Collected data entries:
_ _ _

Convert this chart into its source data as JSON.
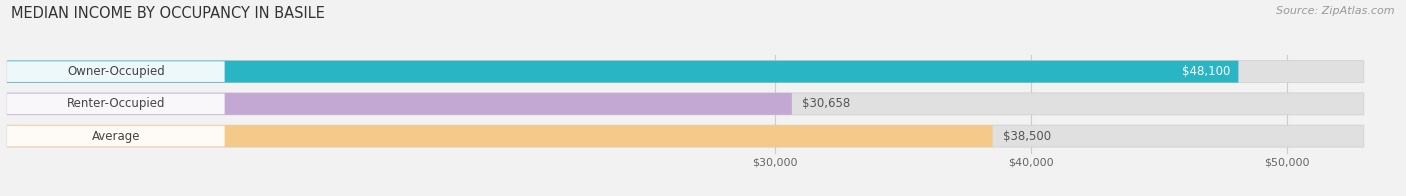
{
  "title": "MEDIAN INCOME BY OCCUPANCY IN BASILE",
  "source": "Source: ZipAtlas.com",
  "categories": [
    "Owner-Occupied",
    "Renter-Occupied",
    "Average"
  ],
  "values": [
    48100,
    30658,
    38500
  ],
  "labels": [
    "$48,100",
    "$30,658",
    "$38,500"
  ],
  "bar_colors": [
    "#2ab5c4",
    "#c4a8d4",
    "#f5c98a"
  ],
  "xlim_min": 0,
  "xlim_max": 53000,
  "display_min": 27000,
  "xticks": [
    30000,
    40000,
    50000
  ],
  "xtick_labels": [
    "$30,000",
    "$40,000",
    "$50,000"
  ],
  "background_color": "#f2f2f2",
  "bar_bg_color": "#e0e0e0",
  "title_fontsize": 10.5,
  "source_fontsize": 8,
  "cat_label_fontsize": 8.5,
  "val_label_fontsize": 8.5,
  "tick_fontsize": 8,
  "bar_height": 0.68,
  "label_value_inside": [
    true,
    false,
    false
  ],
  "label_text_color_inside": "#ffffff",
  "label_text_color_outside": "#555555"
}
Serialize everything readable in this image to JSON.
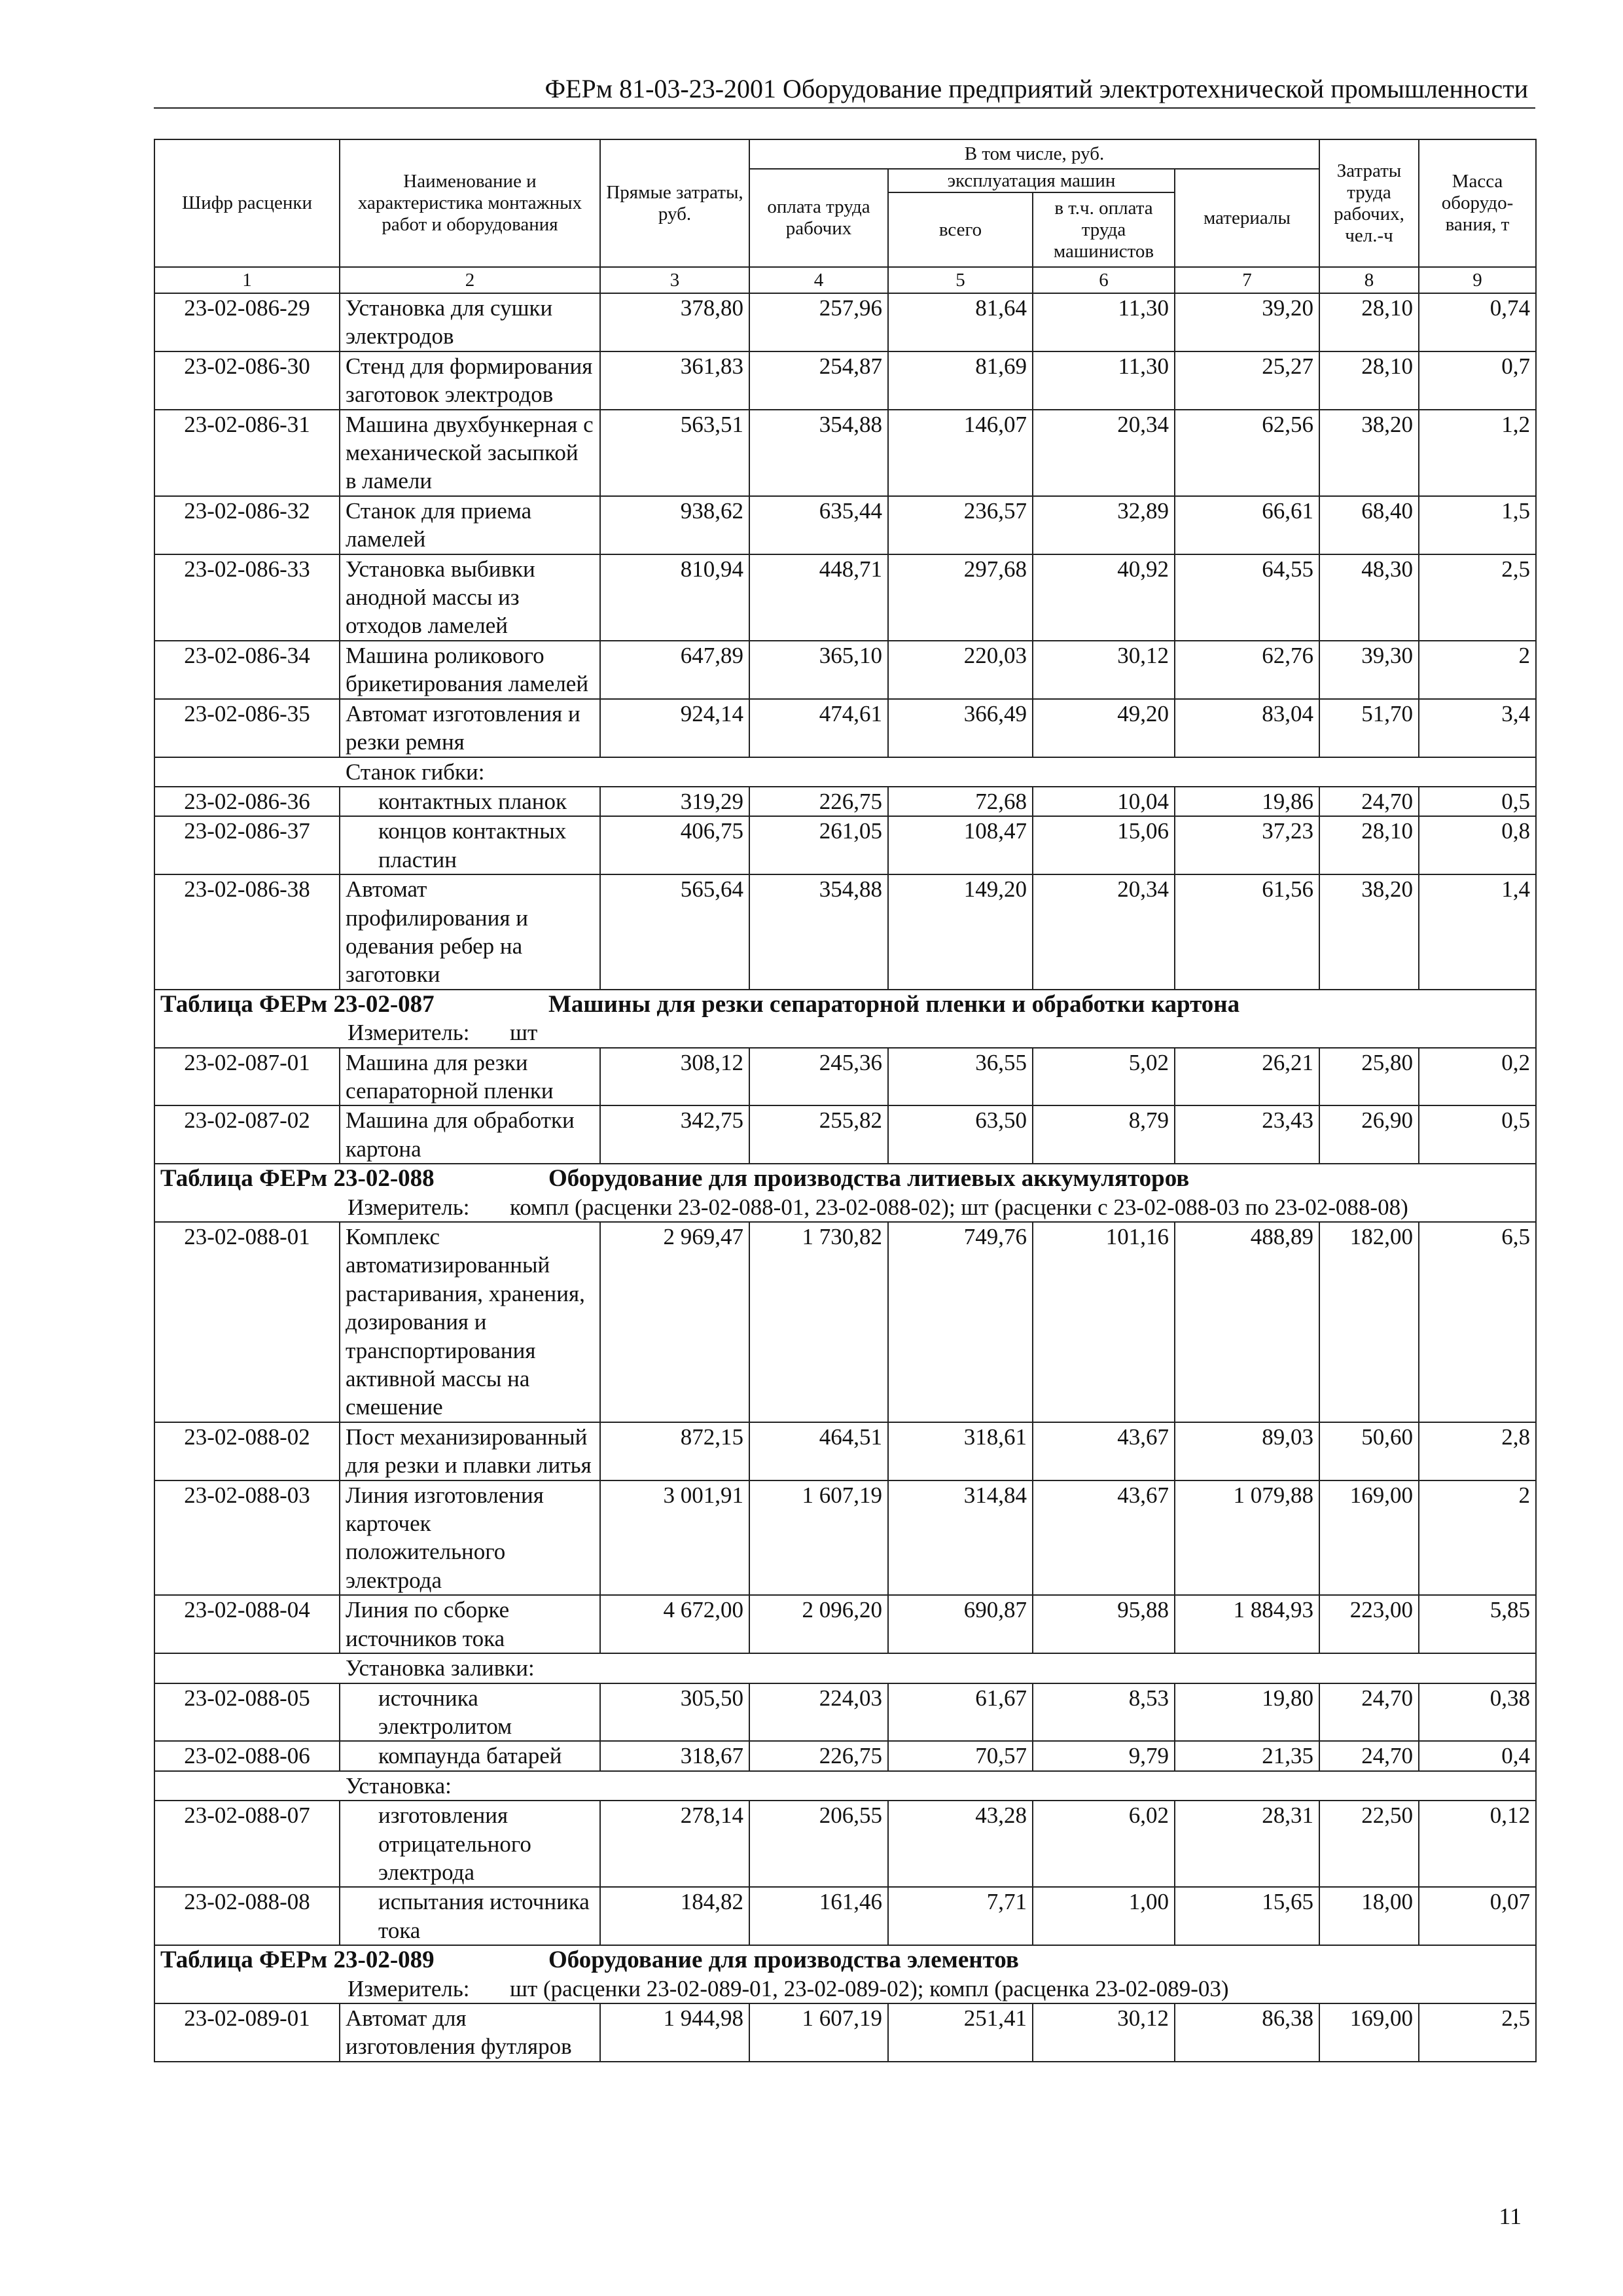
{
  "header": {
    "title": "ФЕРм 81-03-23-2001 Оборудование предприятий электротехнической промышленности"
  },
  "table": {
    "headers": {
      "code": "Шифр расценки",
      "name": "Наименование и характеристика монтажных работ и оборудования",
      "direct": "Прямые затраты, руб.",
      "including": "В том числе, руб.",
      "wages": "оплата труда рабочих",
      "machines": "эксплуатация машин",
      "machines_total": "всего",
      "machines_wages": "в т.ч. оплата труда машинистов",
      "materials": "материалы",
      "labor": "Затраты труда рабочих, чел.-ч",
      "mass": "Масса оборудо-вания, т"
    },
    "column_numbers": [
      "1",
      "2",
      "3",
      "4",
      "5",
      "6",
      "7",
      "8",
      "9"
    ],
    "rows": [
      {
        "cells": [
          "23-02-086-29",
          "Установка для сушки электродов",
          "378,80",
          "257,96",
          "81,64",
          "11,30",
          "39,20",
          "28,10",
          "0,74"
        ]
      },
      {
        "cells": [
          "23-02-086-30",
          "Стенд для формирования заготовок электродов",
          "361,83",
          "254,87",
          "81,69",
          "11,30",
          "25,27",
          "28,10",
          "0,7"
        ]
      },
      {
        "cells": [
          "23-02-086-31",
          "Машина двухбункерная с механической засыпкой в ламели",
          "563,51",
          "354,88",
          "146,07",
          "20,34",
          "62,56",
          "38,20",
          "1,2"
        ]
      },
      {
        "cells": [
          "23-02-086-32",
          "Станок для приема ламелей",
          "938,62",
          "635,44",
          "236,57",
          "32,89",
          "66,61",
          "68,40",
          "1,5"
        ]
      },
      {
        "cells": [
          "23-02-086-33",
          "Установка выбивки анодной массы из отходов ламелей",
          "810,94",
          "448,71",
          "297,68",
          "40,92",
          "64,55",
          "48,30",
          "2,5"
        ]
      },
      {
        "cells": [
          "23-02-086-34",
          "Машина роликового брикетирования ламелей",
          "647,89",
          "365,10",
          "220,03",
          "30,12",
          "62,76",
          "39,30",
          "2"
        ]
      },
      {
        "cells": [
          "23-02-086-35",
          "Автомат изготовления и резки ремня",
          "924,14",
          "474,61",
          "366,49",
          "49,20",
          "83,04",
          "51,70",
          "3,4"
        ]
      },
      {
        "group": "Станок гибки:",
        "rows": [
          {
            "cells": [
              "23-02-086-36",
              "контактных планок",
              "319,29",
              "226,75",
              "72,68",
              "10,04",
              "19,86",
              "24,70",
              "0,5"
            ]
          },
          {
            "cells": [
              "23-02-086-37",
              "концов контактных пластин",
              "406,75",
              "261,05",
              "108,47",
              "15,06",
              "37,23",
              "28,10",
              "0,8"
            ]
          }
        ]
      },
      {
        "cells": [
          "23-02-086-38",
          "Автомат профилирования и одевания ребер на заготовки",
          "565,64",
          "354,88",
          "149,20",
          "20,34",
          "61,56",
          "38,20",
          "1,4"
        ]
      },
      {
        "table_code": "Таблица ФЕРм 23-02-087",
        "table_name": "Машины для резки сепараторной пленки и обработки картона"
      },
      {
        "measure_label": "Измеритель:",
        "measure": "шт"
      },
      {
        "cells": [
          "23-02-087-01",
          "Машина для резки сепараторной пленки",
          "308,12",
          "245,36",
          "36,55",
          "5,02",
          "26,21",
          "25,80",
          "0,2"
        ]
      },
      {
        "cells": [
          "23-02-087-02",
          "Машина для обработки картона",
          "342,75",
          "255,82",
          "63,50",
          "8,79",
          "23,43",
          "26,90",
          "0,5"
        ]
      },
      {
        "table_code": "Таблица ФЕРм 23-02-088",
        "table_name": "Оборудование для производства литиевых аккумуляторов"
      },
      {
        "measure_label": "Измеритель:",
        "measure": "компл (расценки 23-02-088-01, 23-02-088-02); шт (расценки с 23-02-088-03 по 23-02-088-08)"
      },
      {
        "cells": [
          "23-02-088-01",
          "Комплекс автоматизированный растаривания, хранения, дозирования и транспортирования активной массы на смешение",
          "2 969,47",
          "1 730,82",
          "749,76",
          "101,16",
          "488,89",
          "182,00",
          "6,5"
        ]
      },
      {
        "cells": [
          "23-02-088-02",
          "Пост механизированный для резки и плавки литья",
          "872,15",
          "464,51",
          "318,61",
          "43,67",
          "89,03",
          "50,60",
          "2,8"
        ]
      },
      {
        "cells": [
          "23-02-088-03",
          "Линия изготовления карточек положительного электрода",
          "3 001,91",
          "1 607,19",
          "314,84",
          "43,67",
          "1 079,88",
          "169,00",
          "2"
        ]
      },
      {
        "cells": [
          "23-02-088-04",
          "Линия по сборке источников тока",
          "4 672,00",
          "2 096,20",
          "690,87",
          "95,88",
          "1 884,93",
          "223,00",
          "5,85"
        ]
      },
      {
        "group": "Установка заливки:",
        "rows": [
          {
            "cells": [
              "23-02-088-05",
              "источника электролитом",
              "305,50",
              "224,03",
              "61,67",
              "8,53",
              "19,80",
              "24,70",
              "0,38"
            ]
          },
          {
            "cells": [
              "23-02-088-06",
              "компаунда батарей",
              "318,67",
              "226,75",
              "70,57",
              "9,79",
              "21,35",
              "24,70",
              "0,4"
            ]
          }
        ]
      },
      {
        "group": "Установка:",
        "rows": [
          {
            "cells": [
              "23-02-088-07",
              "изготовления отрицательного электрода",
              "278,14",
              "206,55",
              "43,28",
              "6,02",
              "28,31",
              "22,50",
              "0,12"
            ]
          },
          {
            "cells": [
              "23-02-088-08",
              "испытания источника тока",
              "184,82",
              "161,46",
              "7,71",
              "1,00",
              "15,65",
              "18,00",
              "0,07"
            ]
          }
        ]
      },
      {
        "table_code": "Таблица ФЕРм 23-02-089",
        "table_name": "Оборудование для производства элементов"
      },
      {
        "measure_label": "Измеритель:",
        "measure": "шт (расценки 23-02-089-01, 23-02-089-02); компл (расценка 23-02-089-03)"
      },
      {
        "cells": [
          "23-02-089-01",
          "Автомат для изготовления футляров",
          "1 944,98",
          "1 607,19",
          "251,41",
          "30,12",
          "86,38",
          "169,00",
          "2,5"
        ]
      }
    ]
  },
  "page_number": "11"
}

_ _ _

Given exercise » State how many lines of the records above contain the word "электродов", and give only that number.

Exercise output » 2